**Dataset content**
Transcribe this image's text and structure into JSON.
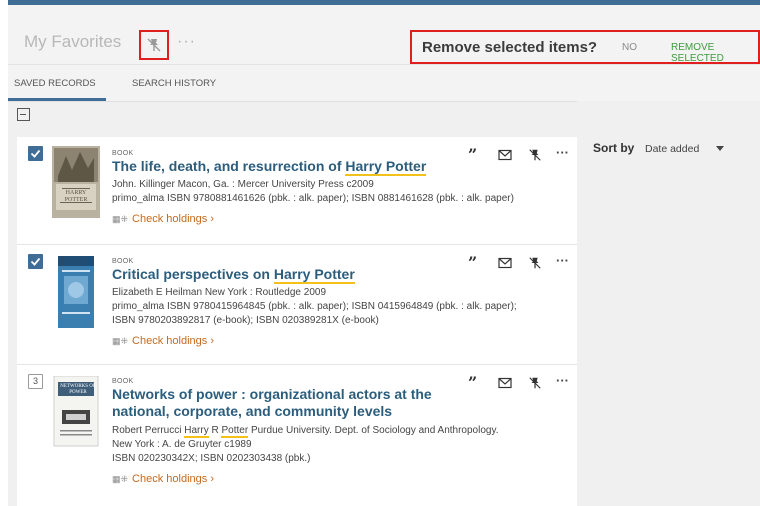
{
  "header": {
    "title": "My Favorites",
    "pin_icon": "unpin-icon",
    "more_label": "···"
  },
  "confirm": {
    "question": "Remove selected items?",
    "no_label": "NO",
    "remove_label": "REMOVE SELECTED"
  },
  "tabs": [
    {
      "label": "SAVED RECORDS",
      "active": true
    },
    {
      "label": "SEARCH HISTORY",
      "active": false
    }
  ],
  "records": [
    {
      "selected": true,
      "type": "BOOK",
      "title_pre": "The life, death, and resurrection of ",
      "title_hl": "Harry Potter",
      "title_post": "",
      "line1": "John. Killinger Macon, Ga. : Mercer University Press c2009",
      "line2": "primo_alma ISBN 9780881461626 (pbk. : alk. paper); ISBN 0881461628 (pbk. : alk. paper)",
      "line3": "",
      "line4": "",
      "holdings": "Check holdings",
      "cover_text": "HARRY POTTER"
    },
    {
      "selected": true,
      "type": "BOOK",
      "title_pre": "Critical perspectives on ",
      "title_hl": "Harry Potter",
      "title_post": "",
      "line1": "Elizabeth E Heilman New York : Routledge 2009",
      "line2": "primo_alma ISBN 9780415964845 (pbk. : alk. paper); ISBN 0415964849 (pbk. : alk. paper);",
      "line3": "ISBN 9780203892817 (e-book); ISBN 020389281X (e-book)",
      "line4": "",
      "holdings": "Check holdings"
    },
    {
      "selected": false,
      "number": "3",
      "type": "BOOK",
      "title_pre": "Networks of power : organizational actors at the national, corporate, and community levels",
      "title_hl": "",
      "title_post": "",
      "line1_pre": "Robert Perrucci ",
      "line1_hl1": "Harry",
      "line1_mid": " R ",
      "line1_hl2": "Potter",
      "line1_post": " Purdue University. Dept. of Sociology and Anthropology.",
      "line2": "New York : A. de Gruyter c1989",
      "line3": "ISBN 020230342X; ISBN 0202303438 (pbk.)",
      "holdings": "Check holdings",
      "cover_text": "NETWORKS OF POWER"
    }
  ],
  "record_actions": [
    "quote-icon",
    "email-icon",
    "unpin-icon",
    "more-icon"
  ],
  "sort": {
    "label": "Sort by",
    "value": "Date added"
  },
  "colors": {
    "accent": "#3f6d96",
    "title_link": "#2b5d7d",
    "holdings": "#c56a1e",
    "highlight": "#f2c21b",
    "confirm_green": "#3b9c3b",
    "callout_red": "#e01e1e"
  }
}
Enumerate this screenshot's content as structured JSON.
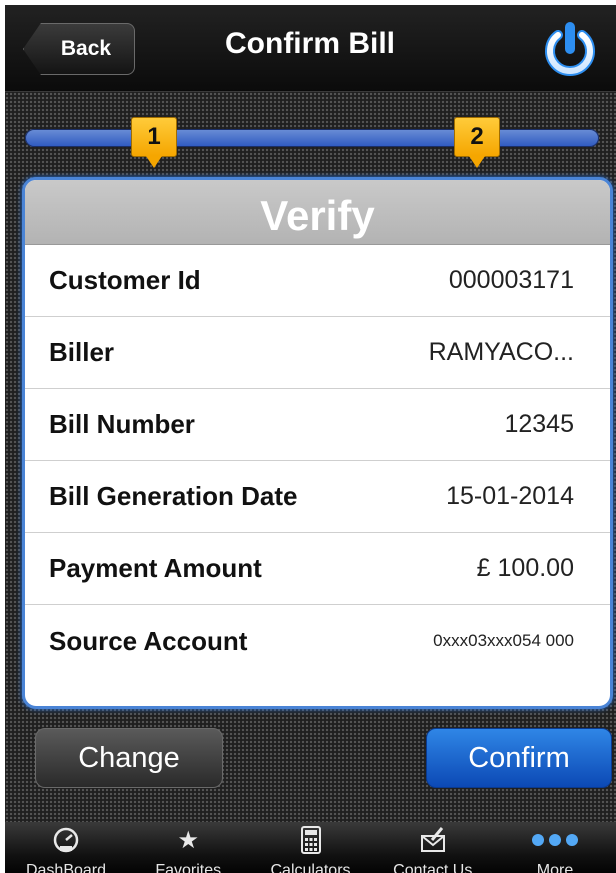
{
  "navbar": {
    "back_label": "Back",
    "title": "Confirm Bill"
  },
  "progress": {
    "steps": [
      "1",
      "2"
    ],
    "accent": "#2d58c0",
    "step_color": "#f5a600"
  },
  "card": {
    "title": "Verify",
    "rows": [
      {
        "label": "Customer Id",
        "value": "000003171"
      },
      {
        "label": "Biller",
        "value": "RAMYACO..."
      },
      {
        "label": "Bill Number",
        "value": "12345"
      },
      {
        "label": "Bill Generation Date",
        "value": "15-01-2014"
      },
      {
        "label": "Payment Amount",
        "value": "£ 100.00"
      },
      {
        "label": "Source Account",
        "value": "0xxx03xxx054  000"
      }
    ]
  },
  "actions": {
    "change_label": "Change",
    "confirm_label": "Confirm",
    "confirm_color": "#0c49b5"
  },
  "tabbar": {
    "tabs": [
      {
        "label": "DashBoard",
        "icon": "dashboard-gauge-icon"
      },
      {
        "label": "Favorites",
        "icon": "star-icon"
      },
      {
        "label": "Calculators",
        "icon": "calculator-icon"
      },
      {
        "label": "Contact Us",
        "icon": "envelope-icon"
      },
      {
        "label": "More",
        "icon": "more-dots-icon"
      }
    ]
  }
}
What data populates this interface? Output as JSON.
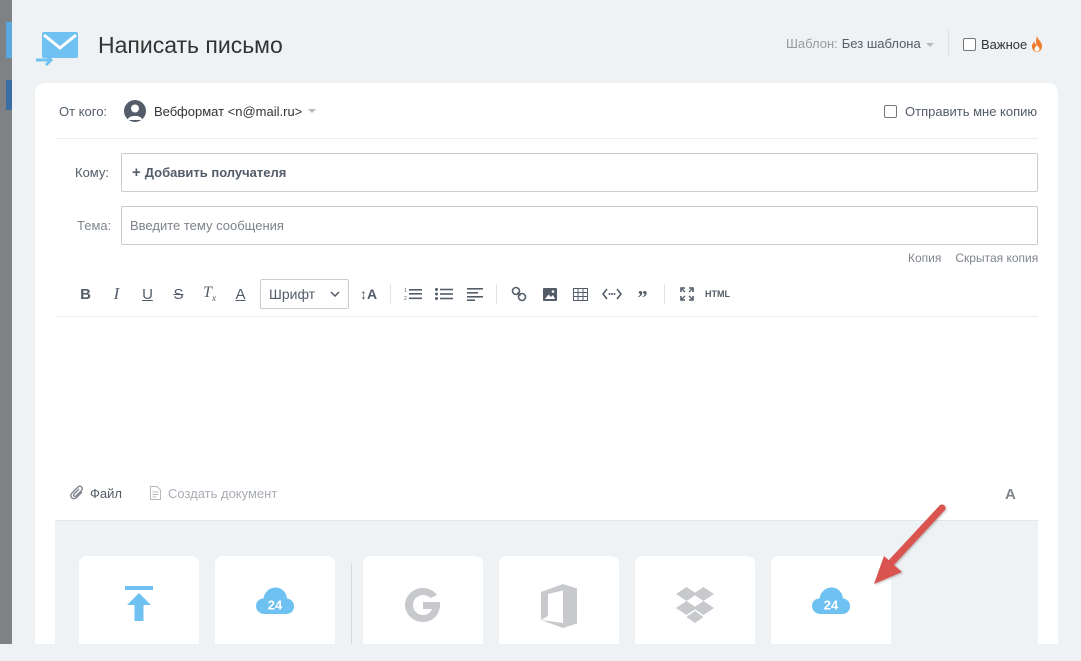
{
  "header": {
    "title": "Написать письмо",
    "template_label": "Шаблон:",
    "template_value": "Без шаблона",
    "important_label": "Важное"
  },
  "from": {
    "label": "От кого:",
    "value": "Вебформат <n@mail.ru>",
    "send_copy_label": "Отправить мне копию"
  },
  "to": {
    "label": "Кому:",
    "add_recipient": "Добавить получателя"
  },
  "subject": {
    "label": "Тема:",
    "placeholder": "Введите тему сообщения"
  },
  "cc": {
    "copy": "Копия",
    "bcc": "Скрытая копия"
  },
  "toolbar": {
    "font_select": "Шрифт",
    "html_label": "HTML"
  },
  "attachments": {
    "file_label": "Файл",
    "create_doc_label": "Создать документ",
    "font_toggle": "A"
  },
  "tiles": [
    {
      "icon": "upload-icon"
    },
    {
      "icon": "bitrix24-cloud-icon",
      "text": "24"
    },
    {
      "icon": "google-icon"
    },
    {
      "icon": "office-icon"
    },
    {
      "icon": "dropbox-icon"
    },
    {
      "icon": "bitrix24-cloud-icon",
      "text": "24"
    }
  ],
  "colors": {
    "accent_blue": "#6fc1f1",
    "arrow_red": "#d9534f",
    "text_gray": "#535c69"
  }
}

**Stated goal**
Scan the data for the word "York" and copy every line where it shows up.

**Output for this task**
      "line1": "Elizabeth E Heilman New York : Routledge 2009",
      "line2": "New York : A. de Gruyter c1989",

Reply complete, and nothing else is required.